● **TASK INSTRUCTIONS**
Put each line of the records below into a Markdown table with the columns No. and Entry, numbering the rows and skipping blank lines. Leave the pictures out.

● **DATA ROWS**
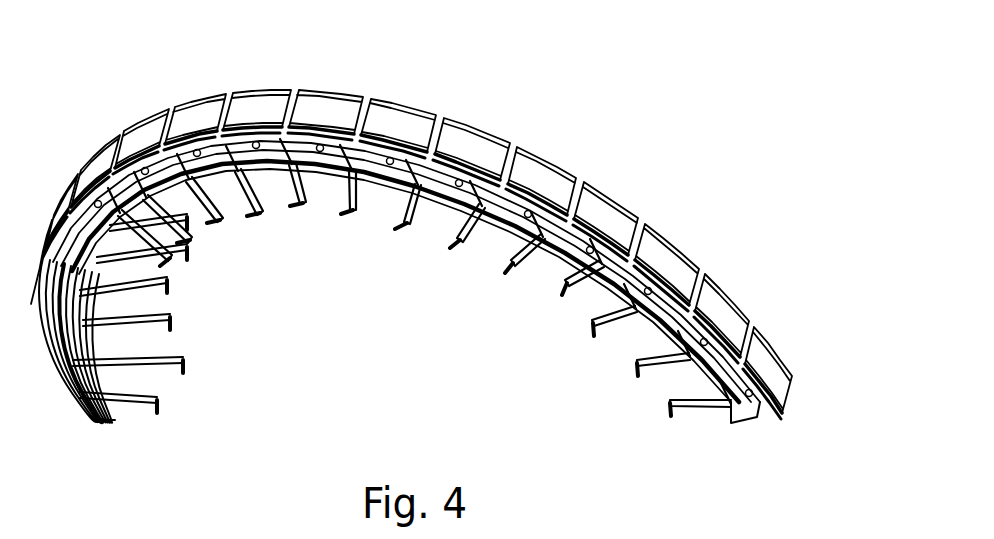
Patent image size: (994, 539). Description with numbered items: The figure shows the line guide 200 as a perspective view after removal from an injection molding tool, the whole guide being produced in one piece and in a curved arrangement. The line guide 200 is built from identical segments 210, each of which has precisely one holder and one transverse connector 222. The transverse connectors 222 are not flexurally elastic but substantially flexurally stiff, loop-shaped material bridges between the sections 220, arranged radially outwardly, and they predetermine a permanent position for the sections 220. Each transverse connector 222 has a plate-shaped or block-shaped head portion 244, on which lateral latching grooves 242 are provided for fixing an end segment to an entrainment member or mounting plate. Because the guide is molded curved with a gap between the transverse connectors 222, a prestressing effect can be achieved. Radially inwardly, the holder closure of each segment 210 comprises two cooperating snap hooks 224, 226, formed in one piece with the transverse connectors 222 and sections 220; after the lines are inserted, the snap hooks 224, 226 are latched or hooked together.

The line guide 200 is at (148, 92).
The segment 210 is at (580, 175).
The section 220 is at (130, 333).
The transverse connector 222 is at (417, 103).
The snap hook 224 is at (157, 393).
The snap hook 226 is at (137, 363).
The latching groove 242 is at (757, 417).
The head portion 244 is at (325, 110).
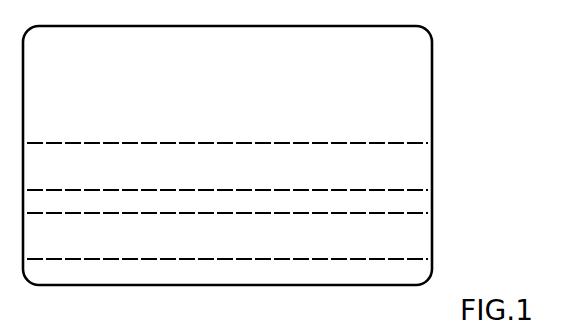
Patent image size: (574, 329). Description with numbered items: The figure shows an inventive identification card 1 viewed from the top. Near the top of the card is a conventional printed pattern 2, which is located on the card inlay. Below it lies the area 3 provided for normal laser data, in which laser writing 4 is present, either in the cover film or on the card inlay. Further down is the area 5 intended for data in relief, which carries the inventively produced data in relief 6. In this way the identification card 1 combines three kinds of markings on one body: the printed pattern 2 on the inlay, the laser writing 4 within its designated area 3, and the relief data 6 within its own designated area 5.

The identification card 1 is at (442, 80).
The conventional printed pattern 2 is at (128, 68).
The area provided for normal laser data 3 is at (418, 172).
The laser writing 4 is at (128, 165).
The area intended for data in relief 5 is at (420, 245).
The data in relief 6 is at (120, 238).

● **SOLUTION FOR THIS EXERCISE**
| No. | Entry |
|---|---|
| 1 | Patent image size: (994, 539). Description with numbered items: The figure shows the line guide 200 as a perspective view after removal from an injection molding tool, the whole guide being produced in one piece and in a curved arrangement. The line guide 200 is built from identical segments 210, each of which has precisely one holder and one transverse connector 222. The transverse connectors 222 are not flexurally elastic but substantially flexurally stiff, loop-shaped material bridges between the sections 220, arranged radially outwardly, and they predetermine a permanent position for the sections 220. Each transverse connector 222 has a plate-shaped or block-shaped head portion 244, on which lateral latching grooves 242 are provided for fixing an end segment to an entrainment member or mounting plate. Because the guide is molded curved with a gap between the transverse connectors 222, a prestressing effect can be achieved. Radially inwardly, the holder closure of each segment 210 comprises two cooperating snap hooks 224, 226, formed in one piece with the transverse connectors 222 and sections 220; after the lines are inserted, the snap hooks 224, 226 are latched or hooked together. |
| 2 | The line guide 200 is at (148, 92). |
| 3 | The segment 210 is at (580, 175). |
| 4 | The section 220 is at (130, 333). |
| 5 | The transverse connector 222 is at (417, 103). |
| 6 | The snap hook 224 is at (157, 393). |
| 7 | The snap hook 226 is at (137, 363). |
| 8 | The latching groove 242 is at (757, 417). |
| 9 | The head portion 244 is at (325, 110). |
| 10 | Patent image size: (574, 329). Description with numbered items: The figure shows an inventive identification card 1 viewed from the top. Near the top of the card is a conventional printed pattern 2, which is located on the card inlay. Below it lies the area 3 provided for normal laser data, in which laser writing 4 is present, either in the cover film or on the card inlay. Further down is the area 5 intended for data in relief, which carries the inventively produced data in relief 6. In this way the identification card 1 combines three kinds of markings on one body: the printed pattern 2 on the inlay, the laser writing 4 within its designated area 3, and the relief data 6 within its own designated area 5. |
| 11 | The identification card 1 is at (442, 80). |
| 12 | The conventional printed pattern 2 is at (128, 68). |
| 13 | The area provided for normal laser data 3 is at (418, 172). |
| 14 | The laser writing 4 is at (128, 165). |
| 15 | The area intended for data in relief 5 is at (420, 245). |
| 16 | The data in relief 6 is at (120, 238). |